● GIVEN PROBLEM: Below is a block of records; repeat all of them exactly.

● PROVIDED RECORDS:
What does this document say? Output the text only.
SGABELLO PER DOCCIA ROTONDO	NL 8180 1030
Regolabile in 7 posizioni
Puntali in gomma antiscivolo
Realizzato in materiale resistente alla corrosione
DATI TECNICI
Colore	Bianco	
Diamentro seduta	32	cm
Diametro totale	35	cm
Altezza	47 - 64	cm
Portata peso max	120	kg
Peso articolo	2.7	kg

● PROBLEM SOLUTION:
What does this document say? Output the text only.
SGABELLO PER DOCCIA ROTONDO	NL 8180 1030
Regolabile in 7 posizioni
Puntali in gomma antiscivolo
Realizzato in materiale resistente alla corrosione
DATI TECNICI
Colore	Bianco	
Diamentro seduta	32	cm
Diametro totale	35	cm
Altezza	47 - 64	cm
Portata peso max	120	kg
Peso articolo	2.7	kg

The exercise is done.